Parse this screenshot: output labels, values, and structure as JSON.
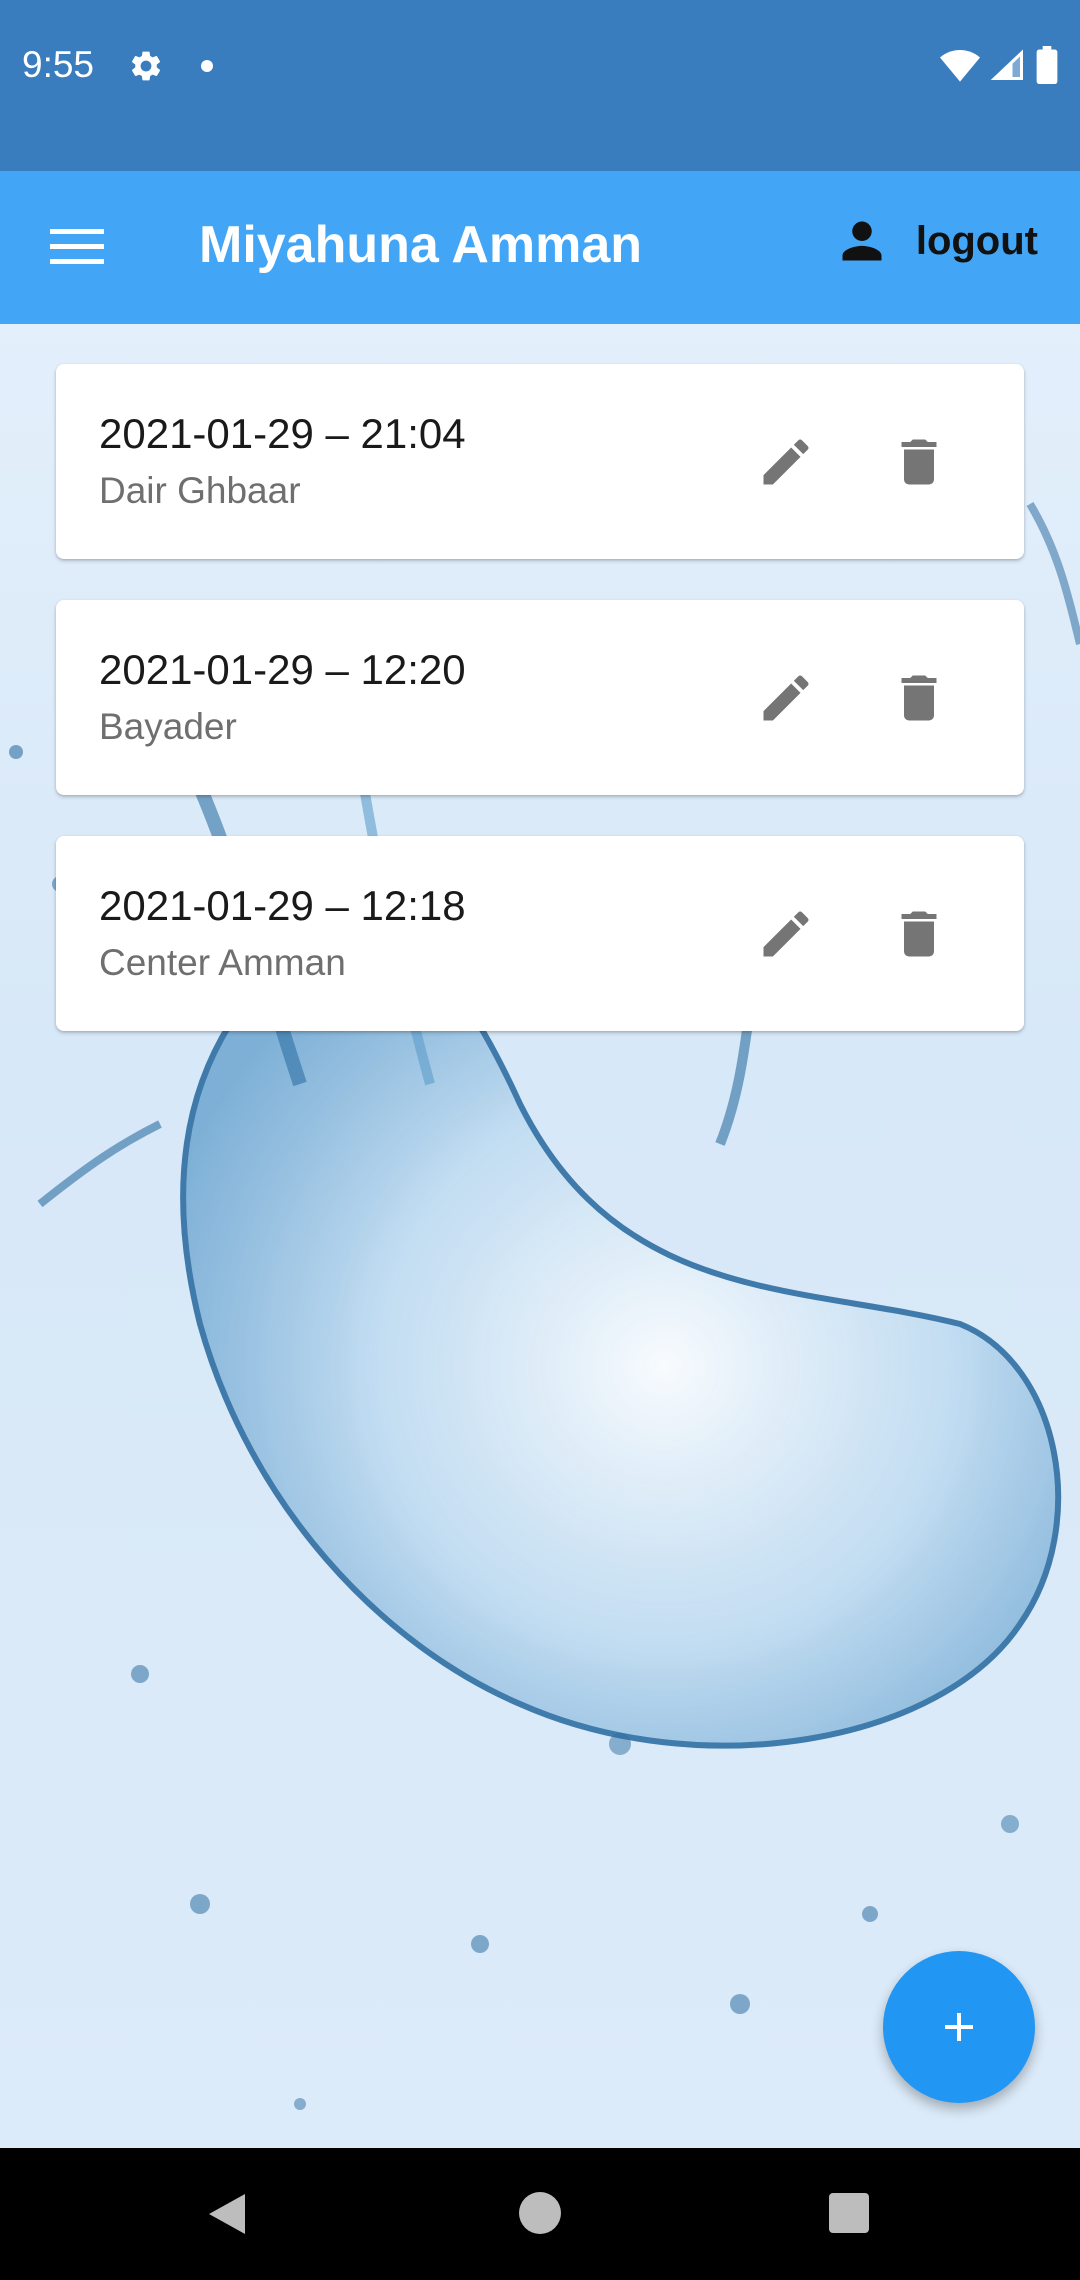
{
  "status_bar": {
    "time": "9:55",
    "icons": [
      "settings-gear-icon",
      "notification-dot-icon",
      "wifi-icon",
      "signal-icon",
      "battery-icon"
    ]
  },
  "app_bar": {
    "title": "Miyahuna Amman",
    "logout_label": "logout",
    "background": "#42a5f5"
  },
  "entries": [
    {
      "datetime": "2021-01-29 – 21:04",
      "location": "Dair Ghbaar"
    },
    {
      "datetime": "2021-01-29 – 12:20",
      "location": "Bayader"
    },
    {
      "datetime": "2021-01-29 – 12:18",
      "location": "Center Amman"
    }
  ],
  "fab": {
    "icon": "plus-icon",
    "color": "#2196f3"
  },
  "colors": {
    "status_bar": "#3a7dbe",
    "nav_bar": "#000000"
  }
}
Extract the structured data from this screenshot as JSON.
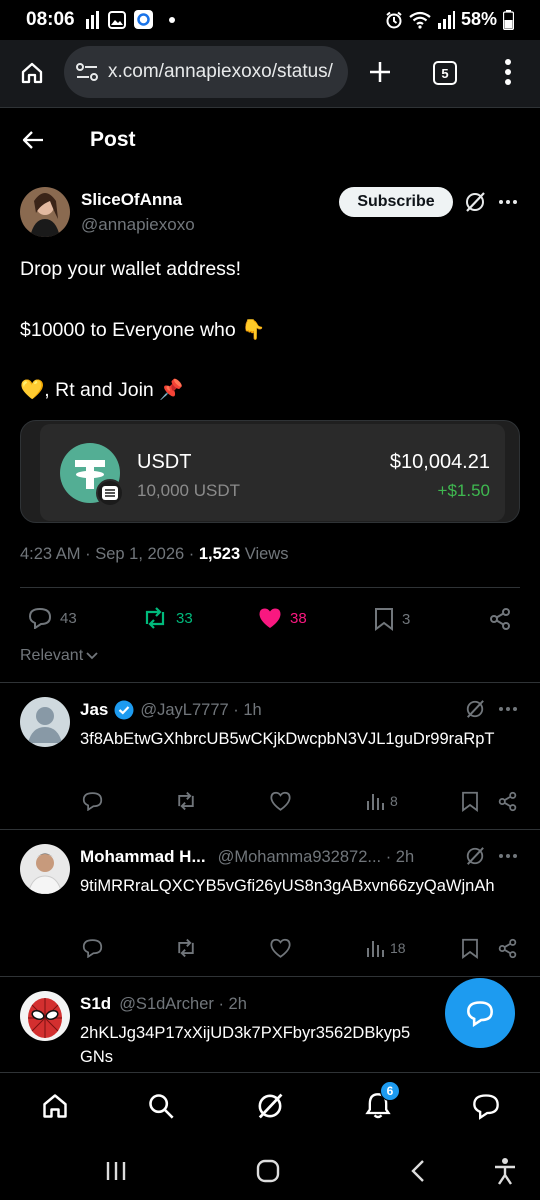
☆ ☆ ☆ ☆ ☆ ☆ ☆
» **Given task**: Without including the pictures, reproduce all entries exactly.

» **Output below**:
Parse this screenshot: output labels, values, and structure as JSON.
{
  "status_bar": {
    "time": "9:55",
    "icons": [
      "settings-gear-icon",
      "notification-dot-icon",
      "wifi-icon",
      "signal-icon",
      "battery-icon"
    ]
  },
  "app_bar": {
    "title": "Miyahuna Amman",
    "logout_label": "logout",
    "background": "#42a5f5"
  },
  "entries": [
    {
      "datetime": "2021-01-29 – 21:04",
      "location": "Dair Ghbaar"
    },
    {
      "datetime": "2021-01-29 – 12:20",
      "location": "Bayader"
    },
    {
      "datetime": "2021-01-29 – 12:18",
      "location": "Center Amman"
    }
  ],
  "fab": {
    "icon": "plus-icon",
    "color": "#2196f3"
  },
  "colors": {
    "status_bar": "#3a7dbe",
    "nav_bar": "#000000"
  }
}
Extract the structured data from this screenshot as JSON.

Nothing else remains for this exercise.